REQUIRED WORK:
All of the material below is to be retyped exactly.
———
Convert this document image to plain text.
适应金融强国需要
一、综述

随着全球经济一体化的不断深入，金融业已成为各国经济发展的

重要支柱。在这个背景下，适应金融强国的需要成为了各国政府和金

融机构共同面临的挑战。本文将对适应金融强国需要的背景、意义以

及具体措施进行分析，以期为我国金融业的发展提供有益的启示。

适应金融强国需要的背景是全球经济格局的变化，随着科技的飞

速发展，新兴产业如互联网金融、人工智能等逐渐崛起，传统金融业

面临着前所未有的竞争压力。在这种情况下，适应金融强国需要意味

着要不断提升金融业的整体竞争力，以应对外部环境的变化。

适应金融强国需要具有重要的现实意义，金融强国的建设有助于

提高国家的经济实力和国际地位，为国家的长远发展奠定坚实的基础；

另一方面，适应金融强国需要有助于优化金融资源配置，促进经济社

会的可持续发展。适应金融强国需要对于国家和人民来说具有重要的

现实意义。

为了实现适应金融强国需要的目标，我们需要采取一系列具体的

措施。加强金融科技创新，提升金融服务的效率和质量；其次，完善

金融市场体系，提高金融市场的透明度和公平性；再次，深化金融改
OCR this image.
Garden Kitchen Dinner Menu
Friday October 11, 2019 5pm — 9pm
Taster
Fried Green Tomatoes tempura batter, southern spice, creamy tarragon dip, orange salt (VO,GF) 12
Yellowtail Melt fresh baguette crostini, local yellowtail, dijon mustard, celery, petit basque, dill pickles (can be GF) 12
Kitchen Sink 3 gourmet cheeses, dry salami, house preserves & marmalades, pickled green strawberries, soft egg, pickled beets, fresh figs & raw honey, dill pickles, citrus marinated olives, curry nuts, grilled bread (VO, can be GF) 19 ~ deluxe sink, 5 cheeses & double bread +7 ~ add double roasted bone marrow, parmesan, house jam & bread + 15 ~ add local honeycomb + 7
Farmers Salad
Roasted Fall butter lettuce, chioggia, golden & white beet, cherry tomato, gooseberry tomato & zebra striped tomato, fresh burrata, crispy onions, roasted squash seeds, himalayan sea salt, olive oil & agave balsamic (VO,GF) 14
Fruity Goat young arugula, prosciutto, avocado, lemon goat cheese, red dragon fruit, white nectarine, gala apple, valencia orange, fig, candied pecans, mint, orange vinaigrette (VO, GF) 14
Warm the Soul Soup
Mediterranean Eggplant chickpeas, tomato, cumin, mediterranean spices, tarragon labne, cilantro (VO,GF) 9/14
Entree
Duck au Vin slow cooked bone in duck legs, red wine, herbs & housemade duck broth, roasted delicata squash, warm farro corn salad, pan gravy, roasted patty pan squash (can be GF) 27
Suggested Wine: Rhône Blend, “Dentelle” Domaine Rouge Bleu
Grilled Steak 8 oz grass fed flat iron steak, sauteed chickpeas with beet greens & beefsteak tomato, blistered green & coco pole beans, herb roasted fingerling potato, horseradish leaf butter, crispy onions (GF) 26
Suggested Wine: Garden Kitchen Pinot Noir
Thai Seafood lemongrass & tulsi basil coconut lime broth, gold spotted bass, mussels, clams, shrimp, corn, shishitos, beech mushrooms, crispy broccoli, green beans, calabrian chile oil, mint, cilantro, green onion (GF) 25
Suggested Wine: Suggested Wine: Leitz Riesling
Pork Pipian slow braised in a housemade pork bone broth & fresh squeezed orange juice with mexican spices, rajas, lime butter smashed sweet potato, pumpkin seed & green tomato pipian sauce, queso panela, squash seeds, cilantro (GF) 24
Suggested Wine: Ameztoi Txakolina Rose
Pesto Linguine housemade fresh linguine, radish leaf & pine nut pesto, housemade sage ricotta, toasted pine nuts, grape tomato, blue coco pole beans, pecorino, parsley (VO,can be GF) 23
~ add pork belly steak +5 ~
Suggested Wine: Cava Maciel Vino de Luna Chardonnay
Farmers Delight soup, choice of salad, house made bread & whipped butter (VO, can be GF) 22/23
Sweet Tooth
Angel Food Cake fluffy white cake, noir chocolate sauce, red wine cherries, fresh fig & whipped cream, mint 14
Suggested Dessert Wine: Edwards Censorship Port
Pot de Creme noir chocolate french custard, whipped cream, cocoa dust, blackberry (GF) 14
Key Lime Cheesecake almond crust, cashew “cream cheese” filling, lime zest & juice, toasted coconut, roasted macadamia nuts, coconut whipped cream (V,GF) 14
———
EXERCISE SOLUTION:
Convert this document image to plain text.
适应金融强国需要
一、综述

随着全球经济一体化的不断深入，金融业已成为各国经济发展的

重要支柱。在这个背景下，适应金融强国的需要成为了各国政府和金

融机构共同面临的挑战。本文将对适应金融强国需要的背景、意义以

及具体措施进行分析，以期为我国金融业的发展提供有益的启示。

适应金融强国需要的背景是全球经济格局的变化，随着科技的飞

速发展，新兴产业如互联网金融、人工智能等逐渐崛起，传统金融业

面临着前所未有的竞争压力。在这种情况下，适应金融强国需要意味

着要不断提升金融业的整体竞争力，以应对外部环境的变化。

适应金融强国需要具有重要的现实意义，金融强国的建设有助于

提高国家的经济实力和国际地位，为国家的长远发展奠定坚实的基础；

另一方面，适应金融强国需要有助于优化金融资源配置，促进经济社

会的可持续发展。适应金融强国需要对于国家和人民来说具有重要的

现实意义。

为了实现适应金融强国需要的目标，我们需要采取一系列具体的

措施。加强金融科技创新，提升金融服务的效率和质量；其次，完善

金融市场体系，提高金融市场的透明度和公平性；再次，深化金融改
OCR this image.
Garden Kitchen Dinner Menu
Friday October 11, 2019 5pm — 9pm
Taster
Fried Green Tomatoes tempura batter, southern spice, creamy tarragon dip, orange salt (VO,GF) 12
Yellowtail Melt fresh baguette crostini, local yellowtail, dijon mustard, celery, petit basque, dill pickles (can be GF) 12
Kitchen Sink 3 gourmet cheeses, dry salami, house preserves & marmalades, pickled green strawberries, soft egg, pickled beets, fresh figs & raw honey, dill pickles, citrus marinated olives, curry nuts, grilled bread (VO, can be GF) 19 ~ deluxe sink, 5 cheeses & double bread +7 ~ add double roasted bone marrow, parmesan, house jam & bread + 15 ~ add local honeycomb + 7
Farmers Salad
Roasted Fall butter lettuce, chioggia, golden & white beet, cherry tomato, gooseberry tomato & zebra striped tomato, fresh burrata, crispy onions, roasted squash seeds, himalayan sea salt, olive oil & agave balsamic (VO,GF) 14
Fruity Goat young arugula, prosciutto, avocado, lemon goat cheese, red dragon fruit, white nectarine, gala apple, valencia orange, fig, candied pecans, mint, orange vinaigrette (VO, GF) 14
Warm the Soul Soup
Mediterranean Eggplant chickpeas, tomato, cumin, mediterranean spices, tarragon labne, cilantro (VO,GF) 9/14
Entree
Duck au Vin slow cooked bone in duck legs, red wine, herbs & housemade duck broth, roasted delicata squash, warm farro corn salad, pan gravy, roasted patty pan squash (can be GF) 27
Suggested Wine: Rhône Blend, “Dentelle” Domaine Rouge Bleu
Grilled Steak 8 oz grass fed flat iron steak, sauteed chickpeas with beet greens & beefsteak tomato, blistered green & coco pole beans, herb roasted fingerling potato, horseradish leaf butter, crispy onions (GF) 26
Suggested Wine: Garden Kitchen Pinot Noir
Thai Seafood lemongrass & tulsi basil coconut lime broth, gold spotted bass, mussels, clams, shrimp, corn, shishitos, beech mushrooms, crispy broccoli, green beans, calabrian chile oil, mint, cilantro, green onion (GF) 25
Suggested Wine: Suggested Wine: Leitz Riesling
Pork Pipian slow braised in a housemade pork bone broth & fresh squeezed orange juice with mexican spices, rajas, lime butter smashed sweet potato, pumpkin seed & green tomato pipian sauce, queso panela, squash seeds, cilantro (GF) 24
Suggested Wine: Ameztoi Txakolina Rose
Pesto Linguine housemade fresh linguine, radish leaf & pine nut pesto, housemade sage ricotta, toasted pine nuts, grape tomato, blue coco pole beans, pecorino, parsley (VO,can be GF) 23
~ add pork belly steak +5 ~
Suggested Wine: Cava Maciel Vino de Luna Chardonnay
Farmers Delight soup, choice of salad, house made bread & whipped butter (VO, can be GF) 22/23
Sweet Tooth
Angel Food Cake fluffy white cake, noir chocolate sauce, red wine cherries, fresh fig & whipped cream, mint 14
Suggested Dessert Wine: Edwards Censorship Port
Pot de Creme noir chocolate french custard, whipped cream, cocoa dust, blackberry (GF) 14
Key Lime Cheesecake almond crust, cashew “cream cheese” filling, lime zest & juice, toasted coconut, roasted macadamia nuts, coconut whipped cream (V,GF) 14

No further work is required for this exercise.